* [INPUT RECORDS]:

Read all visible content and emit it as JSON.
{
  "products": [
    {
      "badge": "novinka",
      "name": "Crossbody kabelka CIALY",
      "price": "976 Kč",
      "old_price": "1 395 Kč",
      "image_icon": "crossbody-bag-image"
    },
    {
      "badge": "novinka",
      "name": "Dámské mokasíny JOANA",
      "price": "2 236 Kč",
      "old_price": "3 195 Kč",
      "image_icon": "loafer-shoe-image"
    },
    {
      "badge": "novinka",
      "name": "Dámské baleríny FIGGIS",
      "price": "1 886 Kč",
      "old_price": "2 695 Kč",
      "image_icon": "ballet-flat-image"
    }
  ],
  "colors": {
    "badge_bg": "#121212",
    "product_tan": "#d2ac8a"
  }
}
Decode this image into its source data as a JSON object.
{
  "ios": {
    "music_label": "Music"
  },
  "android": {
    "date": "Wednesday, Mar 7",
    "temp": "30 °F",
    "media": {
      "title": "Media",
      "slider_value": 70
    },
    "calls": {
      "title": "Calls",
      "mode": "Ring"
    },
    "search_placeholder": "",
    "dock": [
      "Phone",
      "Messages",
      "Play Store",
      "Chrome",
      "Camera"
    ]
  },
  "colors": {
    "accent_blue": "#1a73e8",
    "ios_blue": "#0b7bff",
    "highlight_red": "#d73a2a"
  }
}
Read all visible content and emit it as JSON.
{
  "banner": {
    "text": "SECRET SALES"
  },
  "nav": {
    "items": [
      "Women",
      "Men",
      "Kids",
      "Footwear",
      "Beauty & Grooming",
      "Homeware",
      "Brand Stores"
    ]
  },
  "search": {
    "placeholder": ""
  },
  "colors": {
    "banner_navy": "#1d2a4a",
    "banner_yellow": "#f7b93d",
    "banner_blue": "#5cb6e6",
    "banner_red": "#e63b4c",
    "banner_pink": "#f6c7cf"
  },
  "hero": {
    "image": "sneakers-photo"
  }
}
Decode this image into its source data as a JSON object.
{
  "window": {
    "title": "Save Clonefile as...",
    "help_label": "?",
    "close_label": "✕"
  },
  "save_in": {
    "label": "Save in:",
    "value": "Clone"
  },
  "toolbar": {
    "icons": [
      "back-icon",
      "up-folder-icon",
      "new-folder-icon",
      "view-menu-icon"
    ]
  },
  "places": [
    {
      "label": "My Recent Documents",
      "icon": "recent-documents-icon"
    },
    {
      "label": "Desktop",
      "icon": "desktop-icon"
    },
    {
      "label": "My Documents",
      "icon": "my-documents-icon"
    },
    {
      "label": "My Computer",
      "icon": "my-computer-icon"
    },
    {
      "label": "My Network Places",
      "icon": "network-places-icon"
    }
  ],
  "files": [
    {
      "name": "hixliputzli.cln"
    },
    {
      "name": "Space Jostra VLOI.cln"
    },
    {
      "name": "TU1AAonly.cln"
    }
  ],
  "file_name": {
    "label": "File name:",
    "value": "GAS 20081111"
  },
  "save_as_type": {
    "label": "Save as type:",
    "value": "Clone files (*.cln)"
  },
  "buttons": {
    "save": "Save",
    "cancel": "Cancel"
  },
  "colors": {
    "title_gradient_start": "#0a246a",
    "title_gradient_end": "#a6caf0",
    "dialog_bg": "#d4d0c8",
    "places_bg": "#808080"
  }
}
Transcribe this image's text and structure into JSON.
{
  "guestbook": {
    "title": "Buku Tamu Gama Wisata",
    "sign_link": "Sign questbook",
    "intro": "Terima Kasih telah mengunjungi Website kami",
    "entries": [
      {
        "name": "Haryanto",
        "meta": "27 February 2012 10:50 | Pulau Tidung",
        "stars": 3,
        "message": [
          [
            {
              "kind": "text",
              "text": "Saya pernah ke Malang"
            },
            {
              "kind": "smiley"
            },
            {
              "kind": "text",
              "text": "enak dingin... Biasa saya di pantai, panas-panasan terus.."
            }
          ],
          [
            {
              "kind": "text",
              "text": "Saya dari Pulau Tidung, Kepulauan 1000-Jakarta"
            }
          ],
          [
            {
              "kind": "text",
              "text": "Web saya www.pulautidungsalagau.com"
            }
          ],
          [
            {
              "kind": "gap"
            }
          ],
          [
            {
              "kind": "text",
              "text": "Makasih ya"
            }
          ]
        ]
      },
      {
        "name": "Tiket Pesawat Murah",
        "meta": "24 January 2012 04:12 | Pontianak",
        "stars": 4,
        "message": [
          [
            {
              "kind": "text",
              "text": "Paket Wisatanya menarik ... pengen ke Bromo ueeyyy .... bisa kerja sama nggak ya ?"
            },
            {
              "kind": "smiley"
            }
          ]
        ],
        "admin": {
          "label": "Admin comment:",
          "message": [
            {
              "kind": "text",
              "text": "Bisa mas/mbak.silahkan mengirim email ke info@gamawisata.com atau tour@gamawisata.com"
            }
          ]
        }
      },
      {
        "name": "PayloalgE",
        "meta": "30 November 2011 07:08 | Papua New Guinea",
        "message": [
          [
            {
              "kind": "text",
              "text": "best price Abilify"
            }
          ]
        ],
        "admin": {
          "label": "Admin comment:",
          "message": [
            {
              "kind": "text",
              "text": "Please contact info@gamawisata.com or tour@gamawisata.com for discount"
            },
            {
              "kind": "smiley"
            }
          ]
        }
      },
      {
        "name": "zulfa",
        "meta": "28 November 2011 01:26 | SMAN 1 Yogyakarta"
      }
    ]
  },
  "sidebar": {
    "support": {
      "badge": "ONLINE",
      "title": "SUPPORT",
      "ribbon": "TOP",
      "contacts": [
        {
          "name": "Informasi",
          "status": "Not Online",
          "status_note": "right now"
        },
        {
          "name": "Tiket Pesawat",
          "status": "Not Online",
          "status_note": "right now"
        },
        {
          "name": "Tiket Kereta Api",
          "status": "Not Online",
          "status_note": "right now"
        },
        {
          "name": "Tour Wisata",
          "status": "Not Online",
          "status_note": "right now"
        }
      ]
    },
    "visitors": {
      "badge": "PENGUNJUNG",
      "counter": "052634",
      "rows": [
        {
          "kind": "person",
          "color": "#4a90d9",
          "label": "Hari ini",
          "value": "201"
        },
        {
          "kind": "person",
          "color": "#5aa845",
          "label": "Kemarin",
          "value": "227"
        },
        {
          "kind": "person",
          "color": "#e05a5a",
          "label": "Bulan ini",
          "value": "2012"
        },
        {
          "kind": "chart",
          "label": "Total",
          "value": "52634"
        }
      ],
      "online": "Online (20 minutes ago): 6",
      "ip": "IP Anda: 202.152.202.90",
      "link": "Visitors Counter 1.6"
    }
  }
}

* [GOAL]: Write out the records above again, keeping each one identical to the original.

* [RESULT OF THIS TASK]:
Read all visible content and emit it as JSON.
{
  "products": [
    {
      "badge": "novinka",
      "name": "Crossbody kabelka CIALY",
      "price": "976 Kč",
      "old_price": "1 395 Kč",
      "image_icon": "crossbody-bag-image"
    },
    {
      "badge": "novinka",
      "name": "Dámské mokasíny JOANA",
      "price": "2 236 Kč",
      "old_price": "3 195 Kč",
      "image_icon": "loafer-shoe-image"
    },
    {
      "badge": "novinka",
      "name": "Dámské baleríny FIGGIS",
      "price": "1 886 Kč",
      "old_price": "2 695 Kč",
      "image_icon": "ballet-flat-image"
    }
  ],
  "colors": {
    "badge_bg": "#121212",
    "product_tan": "#d2ac8a"
  }
}
Decode this image into its source data as a JSON object.
{
  "ios": {
    "music_label": "Music"
  },
  "android": {
    "date": "Wednesday, Mar 7",
    "temp": "30 °F",
    "media": {
      "title": "Media",
      "slider_value": 70
    },
    "calls": {
      "title": "Calls",
      "mode": "Ring"
    },
    "search_placeholder": "",
    "dock": [
      "Phone",
      "Messages",
      "Play Store",
      "Chrome",
      "Camera"
    ]
  },
  "colors": {
    "accent_blue": "#1a73e8",
    "ios_blue": "#0b7bff",
    "highlight_red": "#d73a2a"
  }
}
Read all visible content and emit it as JSON.
{
  "banner": {
    "text": "SECRET SALES"
  },
  "nav": {
    "items": [
      "Women",
      "Men",
      "Kids",
      "Footwear",
      "Beauty & Grooming",
      "Homeware",
      "Brand Stores"
    ]
  },
  "search": {
    "placeholder": ""
  },
  "colors": {
    "banner_navy": "#1d2a4a",
    "banner_yellow": "#f7b93d",
    "banner_blue": "#5cb6e6",
    "banner_red": "#e63b4c",
    "banner_pink": "#f6c7cf"
  },
  "hero": {
    "image": "sneakers-photo"
  }
}
Decode this image into its source data as a JSON object.
{
  "window": {
    "title": "Save Clonefile as...",
    "help_label": "?",
    "close_label": "✕"
  },
  "save_in": {
    "label": "Save in:",
    "value": "Clone"
  },
  "toolbar": {
    "icons": [
      "back-icon",
      "up-folder-icon",
      "new-folder-icon",
      "view-menu-icon"
    ]
  },
  "places": [
    {
      "label": "My Recent Documents",
      "icon": "recent-documents-icon"
    },
    {
      "label": "Desktop",
      "icon": "desktop-icon"
    },
    {
      "label": "My Documents",
      "icon": "my-documents-icon"
    },
    {
      "label": "My Computer",
      "icon": "my-computer-icon"
    },
    {
      "label": "My Network Places",
      "icon": "network-places-icon"
    }
  ],
  "files": [
    {
      "name": "hixliputzli.cln"
    },
    {
      "name": "Space Jostra VLOI.cln"
    },
    {
      "name": "TU1AAonly.cln"
    }
  ],
  "file_name": {
    "label": "File name:",
    "value": "GAS 20081111"
  },
  "save_as_type": {
    "label": "Save as type:",
    "value": "Clone files (*.cln)"
  },
  "buttons": {
    "save": "Save",
    "cancel": "Cancel"
  },
  "colors": {
    "title_gradient_start": "#0a246a",
    "title_gradient_end": "#a6caf0",
    "dialog_bg": "#d4d0c8",
    "places_bg": "#808080"
  }
}
Transcribe this image's text and structure into JSON.
{
  "guestbook": {
    "title": "Buku Tamu Gama Wisata",
    "sign_link": "Sign questbook",
    "intro": "Terima Kasih telah mengunjungi Website kami",
    "entries": [
      {
        "name": "Haryanto",
        "meta": "27 February 2012 10:50 | Pulau Tidung",
        "stars": 3,
        "message": [
          [
            {
              "kind": "text",
              "text": "Saya pernah ke Malang"
            },
            {
              "kind": "smiley"
            },
            {
              "kind": "text",
              "text": "enak dingin... Biasa saya di pantai, panas-panasan terus.."
            }
          ],
          [
            {
              "kind": "text",
              "text": "Saya dari Pulau Tidung, Kepulauan 1000-Jakarta"
            }
          ],
          [
            {
              "kind": "text",
              "text": "Web saya www.pulautidungsalagau.com"
            }
          ],
          [
            {
              "kind": "gap"
            }
          ],
          [
            {
              "kind": "text",
              "text": "Makasih ya"
            }
          ]
        ]
      },
      {
        "name": "Tiket Pesawat Murah",
        "meta": "24 January 2012 04:12 | Pontianak",
        "stars": 4,
        "message": [
          [
            {
              "kind": "text",
              "text": "Paket Wisatanya menarik ... pengen ke Bromo ueeyyy .... bisa kerja sama nggak ya ?"
            },
            {
              "kind": "smiley"
            }
          ]
        ],
        "admin": {
          "label": "Admin comment:",
          "message": [
            {
              "kind": "text",
              "text": "Bisa mas/mbak.silahkan mengirim email ke info@gamawisata.com atau tour@gamawisata.com"
            }
          ]
        }
      },
      {
        "name": "PayloalgE",
        "meta": "30 November 2011 07:08 | Papua New Guinea",
        "message": [
          [
            {
              "kind": "text",
              "text": "best price Abilify"
            }
          ]
        ],
        "admin": {
          "label": "Admin comment:",
          "message": [
            {
              "kind": "text",
              "text": "Please contact info@gamawisata.com or tour@gamawisata.com for discount"
            },
            {
              "kind": "smiley"
            }
          ]
        }
      },
      {
        "name": "zulfa",
        "meta": "28 November 2011 01:26 | SMAN 1 Yogyakarta"
      }
    ]
  },
  "sidebar": {
    "support": {
      "badge": "ONLINE",
      "title": "SUPPORT",
      "ribbon": "TOP",
      "contacts": [
        {
          "name": "Informasi",
          "status": "Not Online",
          "status_note": "right now"
        },
        {
          "name": "Tiket Pesawat",
          "status": "Not Online",
          "status_note": "right now"
        },
        {
          "name": "Tiket Kereta Api",
          "status": "Not Online",
          "status_note": "right now"
        },
        {
          "name": "Tour Wisata",
          "status": "Not Online",
          "status_note": "right now"
        }
      ]
    },
    "visitors": {
      "badge": "PENGUNJUNG",
      "counter": "052634",
      "rows": [
        {
          "kind": "person",
          "color": "#4a90d9",
          "label": "Hari ini",
          "value": "201"
        },
        {
          "kind": "person",
          "color": "#5aa845",
          "label": "Kemarin",
          "value": "227"
        },
        {
          "kind": "person",
          "color": "#e05a5a",
          "label": "Bulan ini",
          "value": "2012"
        },
        {
          "kind": "chart",
          "label": "Total",
          "value": "52634"
        }
      ],
      "online": "Online (20 minutes ago): 6",
      "ip": "IP Anda: 202.152.202.90",
      "link": "Visitors Counter 1.6"
    }
  }
}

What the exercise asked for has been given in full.